## Challenges
1) Copy the part of the API monitoring thread starting with "Especially considering the" and going on through "building in-house.", switching "Staging" to "Testing".
2) According to the API monitoring thread, what does Bearer use instead of a proxy?

## Source text
I'll be keeping an eye out for enhancements. We have to renew our Datapower
licenses annually and are always on the look out for a replacement.

------
incognos
It is a nice solution but I am weary of anything that proxies my traffic.
Especially considering the legislative environment. I've been using Bearer
[[https://www.bearer.sh](https://www.bearer.sh)] which does not use proxy but
a library that hooks into the low level calls - It gives us a great view of
what is going on with our third party API calls. You can filter out the calls
that do not interest you and separate Production from Staging etc... I did not
want to have to build the monitoring infra myself, not a core competency and
for the money, it is cheaper to use an external service over 5 years vs.
building in-house.

------
mc3
Hi I have two questions:

1\. How can I be sure sensitive date sent via the APIs is secure / private
etc?

2\. Is you reliability and availability 100%, because if I use you my app's
availability is now only as good as yours. We've been bitten by cascading
effects of outages of upstream cloud services, but something like this would
knockout everything I guess if it was down.

## Records provided
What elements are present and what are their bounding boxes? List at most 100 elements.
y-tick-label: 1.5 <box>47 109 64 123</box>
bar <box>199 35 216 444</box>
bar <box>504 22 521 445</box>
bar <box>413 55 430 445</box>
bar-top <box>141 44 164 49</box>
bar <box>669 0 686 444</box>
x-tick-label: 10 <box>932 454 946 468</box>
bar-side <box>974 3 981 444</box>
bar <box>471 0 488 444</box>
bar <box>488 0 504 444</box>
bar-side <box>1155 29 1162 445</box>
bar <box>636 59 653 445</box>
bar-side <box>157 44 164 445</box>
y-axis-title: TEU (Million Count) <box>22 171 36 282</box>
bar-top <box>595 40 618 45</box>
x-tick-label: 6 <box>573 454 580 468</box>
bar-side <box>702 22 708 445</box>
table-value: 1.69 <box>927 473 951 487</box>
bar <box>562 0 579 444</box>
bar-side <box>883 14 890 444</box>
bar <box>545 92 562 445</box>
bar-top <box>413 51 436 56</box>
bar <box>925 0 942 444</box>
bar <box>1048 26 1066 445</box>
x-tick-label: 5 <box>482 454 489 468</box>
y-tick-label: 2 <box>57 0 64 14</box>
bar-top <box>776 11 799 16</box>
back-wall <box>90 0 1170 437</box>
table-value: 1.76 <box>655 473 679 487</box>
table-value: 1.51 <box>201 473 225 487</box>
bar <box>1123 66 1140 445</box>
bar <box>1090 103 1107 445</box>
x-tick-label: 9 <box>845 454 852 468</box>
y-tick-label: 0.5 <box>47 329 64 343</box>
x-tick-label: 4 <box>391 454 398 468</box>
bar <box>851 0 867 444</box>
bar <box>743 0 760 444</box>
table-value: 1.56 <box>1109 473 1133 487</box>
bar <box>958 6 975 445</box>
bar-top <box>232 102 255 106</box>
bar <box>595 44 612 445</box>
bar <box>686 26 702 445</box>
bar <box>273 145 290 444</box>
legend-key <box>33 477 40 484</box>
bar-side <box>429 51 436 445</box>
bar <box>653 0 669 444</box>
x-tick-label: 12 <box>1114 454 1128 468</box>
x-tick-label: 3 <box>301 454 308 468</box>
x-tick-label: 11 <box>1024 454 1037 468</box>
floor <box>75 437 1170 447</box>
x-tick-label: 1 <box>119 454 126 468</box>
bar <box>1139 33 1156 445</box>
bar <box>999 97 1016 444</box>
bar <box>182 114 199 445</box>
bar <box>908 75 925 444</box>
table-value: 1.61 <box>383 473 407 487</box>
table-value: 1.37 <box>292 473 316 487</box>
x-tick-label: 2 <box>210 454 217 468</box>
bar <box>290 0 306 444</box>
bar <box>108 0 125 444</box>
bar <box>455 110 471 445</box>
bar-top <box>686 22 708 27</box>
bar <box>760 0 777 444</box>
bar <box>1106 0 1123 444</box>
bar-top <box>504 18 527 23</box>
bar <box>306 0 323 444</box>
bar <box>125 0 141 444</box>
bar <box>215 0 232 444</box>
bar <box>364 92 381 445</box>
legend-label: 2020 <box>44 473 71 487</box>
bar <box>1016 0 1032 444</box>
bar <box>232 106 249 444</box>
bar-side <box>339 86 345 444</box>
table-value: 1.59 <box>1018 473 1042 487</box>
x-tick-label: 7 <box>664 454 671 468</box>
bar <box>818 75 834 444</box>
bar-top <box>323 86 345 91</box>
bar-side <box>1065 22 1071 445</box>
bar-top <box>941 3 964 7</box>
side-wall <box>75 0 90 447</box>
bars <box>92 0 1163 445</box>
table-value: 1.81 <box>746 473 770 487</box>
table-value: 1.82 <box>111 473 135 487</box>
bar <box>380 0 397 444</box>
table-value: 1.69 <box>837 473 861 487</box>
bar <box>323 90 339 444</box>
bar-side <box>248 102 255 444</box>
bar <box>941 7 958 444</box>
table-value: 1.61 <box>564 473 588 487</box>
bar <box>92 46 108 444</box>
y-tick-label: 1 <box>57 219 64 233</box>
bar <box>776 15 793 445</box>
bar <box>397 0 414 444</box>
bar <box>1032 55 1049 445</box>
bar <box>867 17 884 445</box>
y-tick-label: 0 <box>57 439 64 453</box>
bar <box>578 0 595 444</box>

## Solved tasks
1)
Especially considering the legislative environment. I've been using Bearer
[[https://www.bearer.sh](https://www.bearer.sh)] which does not use proxy but
a library that hooks into the low level calls - It gives us a great view of
what is going on with our third party API calls. You can filter out the calls
that do not interest you and separate Production from Testing etc... I did not
want to have to build the monitoring infra myself, not a core competency and
for the money, it is cheaper to use an external service over 5 years vs.
building in-house.

2) A library that hooks into the low level calls.